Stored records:
- - - - -

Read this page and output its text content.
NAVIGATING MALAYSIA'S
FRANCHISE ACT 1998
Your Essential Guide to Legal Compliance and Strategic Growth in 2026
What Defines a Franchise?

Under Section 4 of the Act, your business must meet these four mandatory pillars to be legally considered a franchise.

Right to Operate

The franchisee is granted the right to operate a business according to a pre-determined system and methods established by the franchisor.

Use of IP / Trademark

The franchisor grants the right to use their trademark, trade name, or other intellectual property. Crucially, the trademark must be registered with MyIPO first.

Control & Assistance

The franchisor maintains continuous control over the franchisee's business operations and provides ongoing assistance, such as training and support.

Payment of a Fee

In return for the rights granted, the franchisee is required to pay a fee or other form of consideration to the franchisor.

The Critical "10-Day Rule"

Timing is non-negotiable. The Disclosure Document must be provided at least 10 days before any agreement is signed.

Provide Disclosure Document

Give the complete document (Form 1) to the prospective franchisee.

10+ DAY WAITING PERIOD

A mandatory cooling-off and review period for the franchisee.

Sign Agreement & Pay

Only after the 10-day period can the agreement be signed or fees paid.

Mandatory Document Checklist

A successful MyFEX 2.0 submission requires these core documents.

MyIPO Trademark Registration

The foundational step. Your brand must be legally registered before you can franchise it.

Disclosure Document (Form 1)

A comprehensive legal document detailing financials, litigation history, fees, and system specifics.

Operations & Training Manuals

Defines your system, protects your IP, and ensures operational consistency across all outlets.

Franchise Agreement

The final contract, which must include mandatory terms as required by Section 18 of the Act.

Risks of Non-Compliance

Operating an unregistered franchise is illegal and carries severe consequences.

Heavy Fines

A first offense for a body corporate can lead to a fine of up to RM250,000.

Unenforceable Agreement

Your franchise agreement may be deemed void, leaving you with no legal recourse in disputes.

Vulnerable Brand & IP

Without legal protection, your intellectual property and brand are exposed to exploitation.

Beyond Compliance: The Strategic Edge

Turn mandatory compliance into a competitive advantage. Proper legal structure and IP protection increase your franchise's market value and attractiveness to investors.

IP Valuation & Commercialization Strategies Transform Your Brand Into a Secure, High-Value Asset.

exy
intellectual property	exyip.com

- - - - -

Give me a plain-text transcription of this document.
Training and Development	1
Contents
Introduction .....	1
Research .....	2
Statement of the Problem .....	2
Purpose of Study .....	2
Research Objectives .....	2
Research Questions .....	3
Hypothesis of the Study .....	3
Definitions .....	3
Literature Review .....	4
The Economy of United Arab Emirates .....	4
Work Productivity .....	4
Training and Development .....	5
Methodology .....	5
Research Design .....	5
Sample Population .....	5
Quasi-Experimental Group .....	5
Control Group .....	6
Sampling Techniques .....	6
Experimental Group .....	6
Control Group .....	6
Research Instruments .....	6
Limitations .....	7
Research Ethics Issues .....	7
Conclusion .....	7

- - - - -

Copy out every line that includes the word "Disclosure".

*The response*:
Timing is non-negotiable. The Disclosure Document must be provided at least 10 days before any agreement is signed.
Provide Disclosure Document
Disclosure Document (Form 1)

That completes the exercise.